• _TASK DATA_
++++++

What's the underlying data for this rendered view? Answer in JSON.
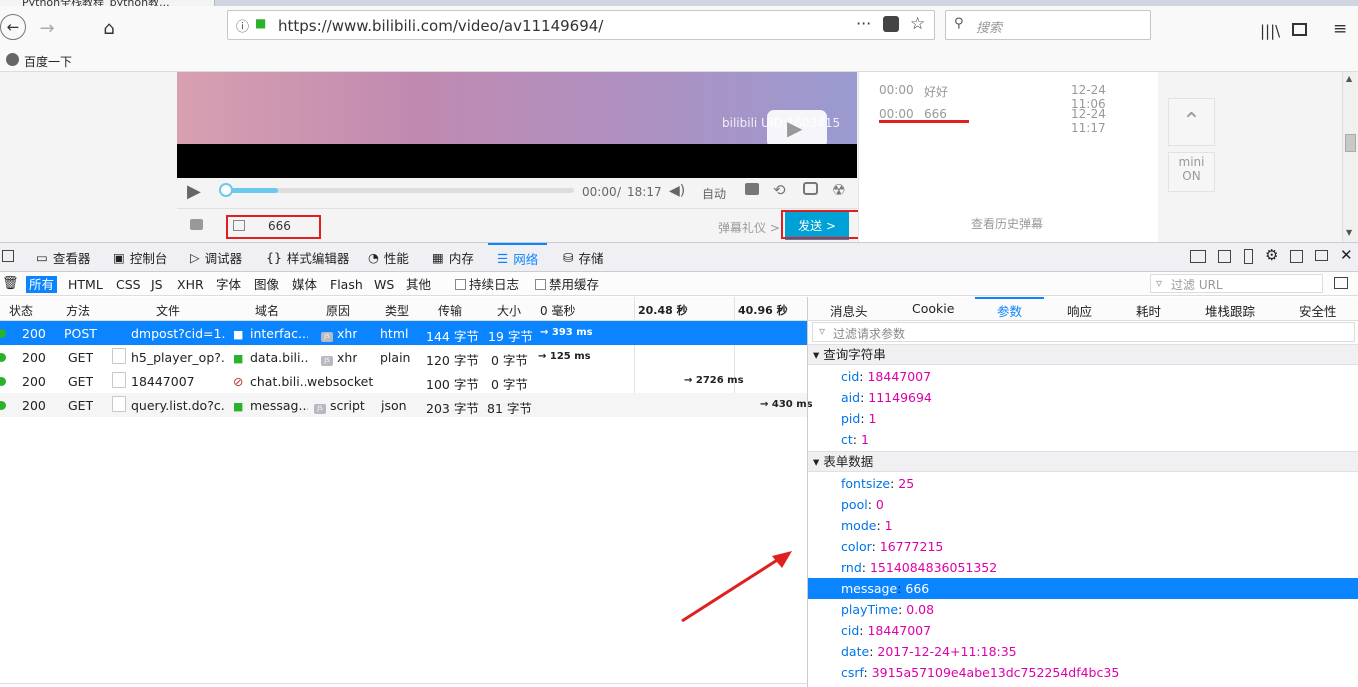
{
  "browser": {
    "tab_title": "Python全栈教程_python教...",
    "url": "https://www.bilibili.com/video/av11149694/",
    "search_placeholder": "搜索",
    "bookmark": "百度一下"
  },
  "video": {
    "watermark": "bilibili UID:1603415",
    "time_current": "00:00",
    "time_sep": "/",
    "time_total": "18:17",
    "quality": "自动",
    "progress": 0.0
  },
  "danmaku": {
    "input_value": "666",
    "etiquette": "弹幕礼仪 >",
    "send_button": "发送 >",
    "history": "查看历史弹幕",
    "list": [
      {
        "time": "00:00",
        "text": "好好",
        "date": "12-24 11:06"
      },
      {
        "time": "00:00",
        "text": "666",
        "date": "12-24 11:17"
      }
    ]
  },
  "side": {
    "mini_label": "mini",
    "mini_state": "ON"
  },
  "devtools": {
    "tabs": [
      {
        "label": "查看器",
        "icon": "inspector-icon"
      },
      {
        "label": "控制台",
        "icon": "console-icon"
      },
      {
        "label": "调试器",
        "icon": "debugger-icon"
      },
      {
        "label": "样式编辑器",
        "icon": "style-editor-icon"
      },
      {
        "label": "性能",
        "icon": "performance-icon"
      },
      {
        "label": "内存",
        "icon": "memory-icon"
      },
      {
        "label": "网络",
        "icon": "network-icon"
      },
      {
        "label": "存储",
        "icon": "storage-icon"
      }
    ],
    "active_tab": "网络",
    "filters": [
      "所有",
      "HTML",
      "CSS",
      "JS",
      "XHR",
      "字体",
      "图像",
      "媒体",
      "Flash",
      "WS",
      "其他"
    ],
    "active_filter": "所有",
    "persist_logs": "持续日志",
    "disable_cache": "禁用缓存",
    "filter_url_placeholder": "过滤 URL",
    "columns": [
      "状态",
      "方法",
      "文件",
      "域名",
      "原因",
      "类型",
      "传输",
      "大小"
    ],
    "timeline_ticks": [
      "0 毫秒",
      "20.48 秒",
      "40.96 秒"
    ],
    "requests": [
      {
        "status": "200",
        "method": "POST",
        "file": "dmpost?cid=1...",
        "domain": "interfac...",
        "cause": "xhr",
        "type": "html",
        "transferred": "144 字节",
        "size": "19 字节",
        "timing": "→ 393 ms",
        "selected": true
      },
      {
        "status": "200",
        "method": "GET",
        "file": "h5_player_op?...",
        "domain": "data.bili...",
        "cause": "xhr",
        "type": "plain",
        "transferred": "120 字节",
        "size": "0 字节",
        "timing": "→ 125 ms",
        "selected": false
      },
      {
        "status": "200",
        "method": "GET",
        "file": "18447007",
        "domain": "chat.bili...",
        "cause": "websocket",
        "type": "",
        "transferred": "100 字节",
        "size": "0 字节",
        "timing": "→ 2726 ms",
        "selected": false
      },
      {
        "status": "200",
        "method": "GET",
        "file": "query.list.do?c...",
        "domain": "messag...",
        "cause": "script",
        "type": "json",
        "transferred": "203 字节",
        "size": "81 字节",
        "timing": "→ 430 ms",
        "selected": false
      }
    ],
    "detail_tabs": [
      "消息头",
      "Cookie",
      "参数",
      "响应",
      "耗时",
      "堆栈跟踪",
      "安全性"
    ],
    "active_detail_tab": "参数",
    "params_filter_placeholder": "过滤请求参数",
    "query_section": "查询字符串",
    "query_params": [
      {
        "key": "cid",
        "value": "18447007"
      },
      {
        "key": "aid",
        "value": "11149694"
      },
      {
        "key": "pid",
        "value": "1"
      },
      {
        "key": "ct",
        "value": "1"
      }
    ],
    "form_section": "表单数据",
    "form_params": [
      {
        "key": "fontsize",
        "value": "25"
      },
      {
        "key": "pool",
        "value": "0"
      },
      {
        "key": "mode",
        "value": "1"
      },
      {
        "key": "color",
        "value": "16777215"
      },
      {
        "key": "rnd",
        "value": "1514084836051352"
      },
      {
        "key": "message",
        "value": "666"
      },
      {
        "key": "playTime",
        "value": "0.08"
      },
      {
        "key": "cid",
        "value": "18447007"
      },
      {
        "key": "date",
        "value": "2017-12-24+11:18:35"
      },
      {
        "key": "csrf",
        "value": "3915a57109e4abe13dc752254df4bc35"
      }
    ],
    "selected_form_param": "message"
  }
}
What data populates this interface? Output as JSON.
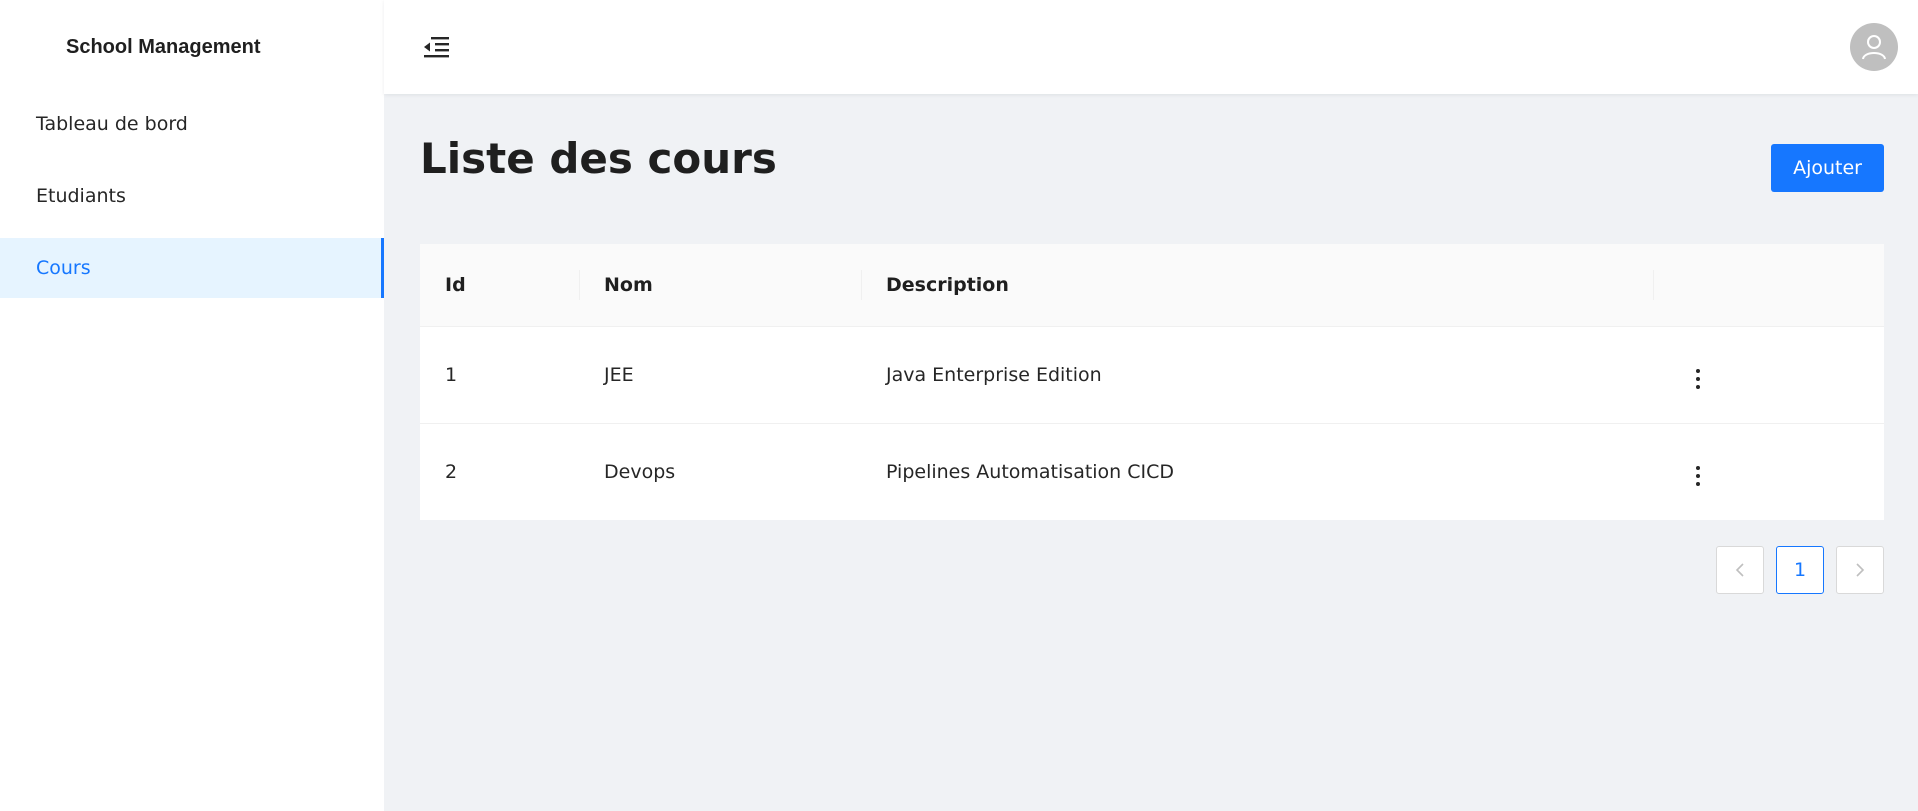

++++++

• _WHAT THE TASK REQUIRES_
Copy each line holding the word "icon" from the listing above.

• _SOLUTION FOR THIS TASK_
        "icon": "inspector-icon"
        "icon": "console-icon"
        "icon": "debugger-icon"
        "icon": "style-editor-icon"
        "icon": "performance-icon"
        "icon": "memory-icon"
        "icon": "network-icon"
        "icon": "storage-icon"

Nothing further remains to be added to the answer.